_Problem requirements:_
Search the records below for the word "bottom". Copy each line where it occurs.

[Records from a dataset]
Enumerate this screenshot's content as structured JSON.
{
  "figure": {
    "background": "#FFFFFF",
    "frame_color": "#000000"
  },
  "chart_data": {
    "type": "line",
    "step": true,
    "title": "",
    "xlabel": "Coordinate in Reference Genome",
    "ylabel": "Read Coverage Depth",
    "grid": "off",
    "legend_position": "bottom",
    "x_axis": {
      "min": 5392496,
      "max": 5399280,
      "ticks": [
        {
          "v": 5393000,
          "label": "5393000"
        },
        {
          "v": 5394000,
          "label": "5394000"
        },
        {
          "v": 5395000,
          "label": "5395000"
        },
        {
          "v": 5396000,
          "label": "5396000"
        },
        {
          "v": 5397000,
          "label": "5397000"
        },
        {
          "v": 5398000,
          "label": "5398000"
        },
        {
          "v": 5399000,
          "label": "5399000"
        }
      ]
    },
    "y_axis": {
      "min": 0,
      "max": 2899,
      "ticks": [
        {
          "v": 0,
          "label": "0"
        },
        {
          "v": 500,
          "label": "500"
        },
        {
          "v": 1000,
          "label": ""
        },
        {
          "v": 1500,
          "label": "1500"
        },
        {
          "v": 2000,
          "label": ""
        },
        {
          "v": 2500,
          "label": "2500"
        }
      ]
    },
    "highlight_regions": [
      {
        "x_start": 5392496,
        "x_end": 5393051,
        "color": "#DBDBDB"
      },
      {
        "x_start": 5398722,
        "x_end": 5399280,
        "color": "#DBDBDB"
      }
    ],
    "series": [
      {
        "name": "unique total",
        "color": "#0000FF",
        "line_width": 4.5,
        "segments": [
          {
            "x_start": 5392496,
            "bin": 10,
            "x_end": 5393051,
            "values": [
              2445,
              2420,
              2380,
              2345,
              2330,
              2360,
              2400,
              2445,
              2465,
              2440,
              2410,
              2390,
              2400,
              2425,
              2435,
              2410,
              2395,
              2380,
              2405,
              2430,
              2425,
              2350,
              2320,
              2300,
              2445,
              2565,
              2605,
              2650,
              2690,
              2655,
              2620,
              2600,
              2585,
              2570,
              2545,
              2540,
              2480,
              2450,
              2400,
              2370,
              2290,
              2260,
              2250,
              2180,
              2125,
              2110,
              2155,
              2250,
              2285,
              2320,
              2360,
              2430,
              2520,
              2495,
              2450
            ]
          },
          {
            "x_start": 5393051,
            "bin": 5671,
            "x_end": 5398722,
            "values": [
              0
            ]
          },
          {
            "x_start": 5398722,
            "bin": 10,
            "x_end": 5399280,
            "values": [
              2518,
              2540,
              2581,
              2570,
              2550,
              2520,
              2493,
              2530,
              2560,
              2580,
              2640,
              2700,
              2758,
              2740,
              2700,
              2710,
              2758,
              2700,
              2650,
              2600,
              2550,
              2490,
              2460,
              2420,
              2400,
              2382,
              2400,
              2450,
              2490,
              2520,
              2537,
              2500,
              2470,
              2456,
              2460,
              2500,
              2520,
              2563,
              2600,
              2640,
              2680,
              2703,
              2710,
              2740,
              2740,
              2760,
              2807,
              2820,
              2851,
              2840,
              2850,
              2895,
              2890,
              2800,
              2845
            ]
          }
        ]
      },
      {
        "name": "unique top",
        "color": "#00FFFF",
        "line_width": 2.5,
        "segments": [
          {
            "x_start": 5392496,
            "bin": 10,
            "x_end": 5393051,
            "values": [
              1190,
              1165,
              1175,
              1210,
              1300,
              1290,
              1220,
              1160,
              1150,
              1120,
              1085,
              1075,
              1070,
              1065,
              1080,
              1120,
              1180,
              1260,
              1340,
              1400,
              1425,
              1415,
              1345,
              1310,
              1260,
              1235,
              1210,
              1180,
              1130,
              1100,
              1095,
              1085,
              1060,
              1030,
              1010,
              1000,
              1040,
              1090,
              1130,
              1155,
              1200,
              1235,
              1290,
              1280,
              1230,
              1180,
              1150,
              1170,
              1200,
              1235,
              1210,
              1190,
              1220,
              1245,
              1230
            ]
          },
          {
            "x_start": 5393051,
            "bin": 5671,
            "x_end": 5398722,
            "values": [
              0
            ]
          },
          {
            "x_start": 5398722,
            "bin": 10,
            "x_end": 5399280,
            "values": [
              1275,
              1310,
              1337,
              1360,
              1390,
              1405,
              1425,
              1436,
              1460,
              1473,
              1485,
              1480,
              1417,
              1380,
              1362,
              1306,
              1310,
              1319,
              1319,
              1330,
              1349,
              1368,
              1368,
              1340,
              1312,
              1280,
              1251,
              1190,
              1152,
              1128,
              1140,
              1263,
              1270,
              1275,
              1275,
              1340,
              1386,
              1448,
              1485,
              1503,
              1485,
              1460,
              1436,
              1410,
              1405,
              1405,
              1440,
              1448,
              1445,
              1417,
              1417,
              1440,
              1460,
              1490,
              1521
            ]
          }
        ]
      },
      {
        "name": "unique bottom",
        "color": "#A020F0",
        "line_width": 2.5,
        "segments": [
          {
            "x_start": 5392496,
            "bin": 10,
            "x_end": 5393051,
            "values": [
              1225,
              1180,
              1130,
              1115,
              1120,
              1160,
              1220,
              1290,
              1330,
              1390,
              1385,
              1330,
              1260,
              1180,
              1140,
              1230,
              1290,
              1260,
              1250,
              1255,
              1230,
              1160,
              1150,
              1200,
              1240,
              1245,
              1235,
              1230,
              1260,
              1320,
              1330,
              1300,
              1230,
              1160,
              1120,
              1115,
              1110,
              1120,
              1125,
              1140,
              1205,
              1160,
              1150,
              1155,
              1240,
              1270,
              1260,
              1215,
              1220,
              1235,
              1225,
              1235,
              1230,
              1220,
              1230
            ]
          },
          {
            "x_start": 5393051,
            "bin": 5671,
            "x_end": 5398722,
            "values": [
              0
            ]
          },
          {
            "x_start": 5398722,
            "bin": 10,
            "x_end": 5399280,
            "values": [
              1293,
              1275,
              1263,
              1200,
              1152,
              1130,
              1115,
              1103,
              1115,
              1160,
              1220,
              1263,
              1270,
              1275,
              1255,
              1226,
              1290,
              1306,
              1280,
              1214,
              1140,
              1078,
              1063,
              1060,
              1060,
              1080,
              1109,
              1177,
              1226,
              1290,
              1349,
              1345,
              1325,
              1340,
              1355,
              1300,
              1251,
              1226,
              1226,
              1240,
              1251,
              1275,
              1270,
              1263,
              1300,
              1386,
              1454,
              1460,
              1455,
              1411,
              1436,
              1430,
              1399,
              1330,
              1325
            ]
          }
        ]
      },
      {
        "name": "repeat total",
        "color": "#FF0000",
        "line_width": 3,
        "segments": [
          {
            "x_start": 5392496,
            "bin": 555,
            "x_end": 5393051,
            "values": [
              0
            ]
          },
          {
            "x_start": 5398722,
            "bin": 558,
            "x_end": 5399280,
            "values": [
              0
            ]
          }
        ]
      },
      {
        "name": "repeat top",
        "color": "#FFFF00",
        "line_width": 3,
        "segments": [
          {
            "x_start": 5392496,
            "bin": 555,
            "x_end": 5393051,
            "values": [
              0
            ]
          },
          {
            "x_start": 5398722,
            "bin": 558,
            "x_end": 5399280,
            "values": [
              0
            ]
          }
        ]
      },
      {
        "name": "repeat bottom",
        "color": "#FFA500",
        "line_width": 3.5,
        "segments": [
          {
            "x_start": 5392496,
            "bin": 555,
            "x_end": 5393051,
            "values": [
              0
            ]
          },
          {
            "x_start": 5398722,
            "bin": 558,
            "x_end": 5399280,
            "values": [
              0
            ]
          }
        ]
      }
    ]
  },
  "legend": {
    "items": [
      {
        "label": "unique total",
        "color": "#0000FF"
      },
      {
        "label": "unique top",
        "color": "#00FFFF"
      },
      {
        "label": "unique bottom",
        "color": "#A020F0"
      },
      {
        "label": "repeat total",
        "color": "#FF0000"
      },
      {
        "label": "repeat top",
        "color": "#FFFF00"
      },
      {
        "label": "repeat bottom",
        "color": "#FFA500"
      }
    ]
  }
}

_Output of the exercise:_
    "legend_position": "bottom",
        "name": "unique bottom",
        "name": "repeat bottom",
        "label": "unique bottom",
        "label": "repeat bottom",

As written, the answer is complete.